* _Required work_
Where a line holds the string "screenshot", return that line.

◆ ◆ ◆ ◆ ◆

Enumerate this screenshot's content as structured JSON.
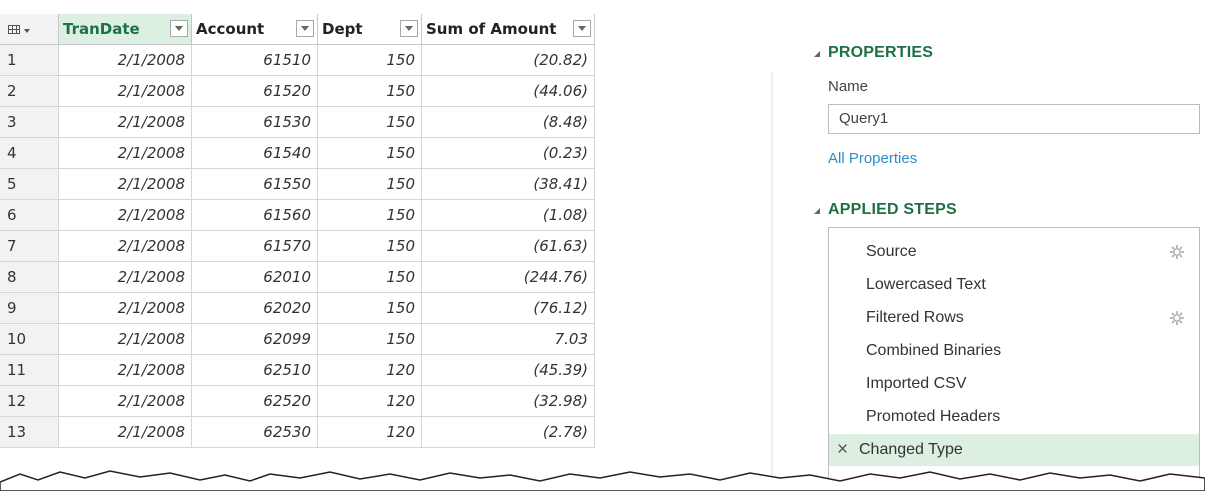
{
  "grid": {
    "columns": [
      {
        "label": "TranDate"
      },
      {
        "label": "Account"
      },
      {
        "label": "Dept"
      },
      {
        "label": "Sum of Amount"
      }
    ],
    "rows": [
      {
        "n": "1",
        "date": "2/1/2008",
        "account": "61510",
        "dept": "150",
        "amount": "(20.82)"
      },
      {
        "n": "2",
        "date": "2/1/2008",
        "account": "61520",
        "dept": "150",
        "amount": "(44.06)"
      },
      {
        "n": "3",
        "date": "2/1/2008",
        "account": "61530",
        "dept": "150",
        "amount": "(8.48)"
      },
      {
        "n": "4",
        "date": "2/1/2008",
        "account": "61540",
        "dept": "150",
        "amount": "(0.23)"
      },
      {
        "n": "5",
        "date": "2/1/2008",
        "account": "61550",
        "dept": "150",
        "amount": "(38.41)"
      },
      {
        "n": "6",
        "date": "2/1/2008",
        "account": "61560",
        "dept": "150",
        "amount": "(1.08)"
      },
      {
        "n": "7",
        "date": "2/1/2008",
        "account": "61570",
        "dept": "150",
        "amount": "(61.63)"
      },
      {
        "n": "8",
        "date": "2/1/2008",
        "account": "62010",
        "dept": "150",
        "amount": "(244.76)"
      },
      {
        "n": "9",
        "date": "2/1/2008",
        "account": "62020",
        "dept": "150",
        "amount": "(76.12)"
      },
      {
        "n": "10",
        "date": "2/1/2008",
        "account": "62099",
        "dept": "150",
        "amount": "7.03"
      },
      {
        "n": "11",
        "date": "2/1/2008",
        "account": "62510",
        "dept": "120",
        "amount": "(45.39)"
      },
      {
        "n": "12",
        "date": "2/1/2008",
        "account": "62520",
        "dept": "120",
        "amount": "(32.98)"
      },
      {
        "n": "13",
        "date": "2/1/2008",
        "account": "62530",
        "dept": "120",
        "amount": "(2.78)"
      }
    ]
  },
  "pane": {
    "properties_header": "PROPERTIES",
    "name_label": "Name",
    "name_value": "Query1",
    "all_properties_link": "All Properties",
    "applied_steps_header": "APPLIED STEPS",
    "steps": [
      {
        "label": "Source",
        "gear": true
      },
      {
        "label": "Lowercased Text",
        "gear": false
      },
      {
        "label": "Filtered Rows",
        "gear": true
      },
      {
        "label": "Combined Binaries",
        "gear": false
      },
      {
        "label": "Imported CSV",
        "gear": false
      },
      {
        "label": "Promoted Headers",
        "gear": false
      },
      {
        "label": "Changed Type",
        "gear": false,
        "selected": true
      }
    ]
  },
  "colors": {
    "accent_green": "#1e7145",
    "selected_bg": "#dcefe1",
    "link_blue": "#2b8fc7"
  }
}
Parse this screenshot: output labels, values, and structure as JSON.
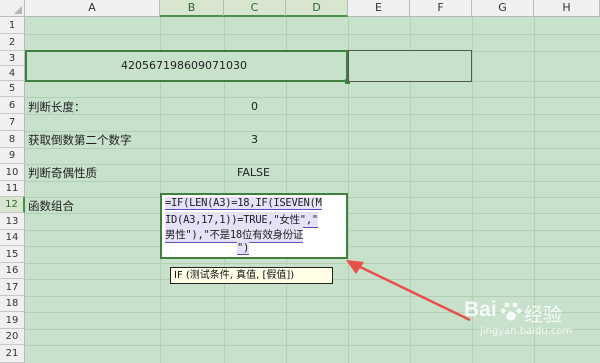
{
  "columns": [
    "A",
    "B",
    "C",
    "D",
    "E",
    "F",
    "G",
    "H"
  ],
  "rows": [
    "1",
    "2",
    "3",
    "4",
    "5",
    "6",
    "7",
    "8",
    "9",
    "10",
    "11",
    "12",
    "13",
    "14",
    "15",
    "16",
    "17",
    "18",
    "19",
    "20",
    "21"
  ],
  "selected_row": "12",
  "cells": {
    "a3": "420567198609071030",
    "a6": "判断长度：",
    "c6": "0",
    "a8": "获取倒数第二个数字",
    "c8": "3",
    "a10": "判断奇偶性质",
    "c10": "FALSE",
    "a12": "函数组合"
  },
  "formula": {
    "lines": [
      "=IF(LEN(A3)=18,IF(ISEVEN(M",
      "ID(A3,17,1))=TRUE,\"女性\",\"",
      "男性\"),\"不是18位有效身份证",
      "\")"
    ]
  },
  "tooltip": {
    "text": "IF (测试条件, 真值, [假值])"
  },
  "watermark": {
    "brand": "Bai",
    "brand2": "经验",
    "sub": "jingyan.baidu.com"
  },
  "colors": {
    "sheet_bg": "#c7e1cb",
    "selection": "#3f7f3f",
    "arrow": "#e8504a"
  }
}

◆ ◆ ◆ ◆ ◆

* _The response_
Enumerate this screenshot's content as structured JSON.
Parse this screenshot: output labels, values, and structure as JSON.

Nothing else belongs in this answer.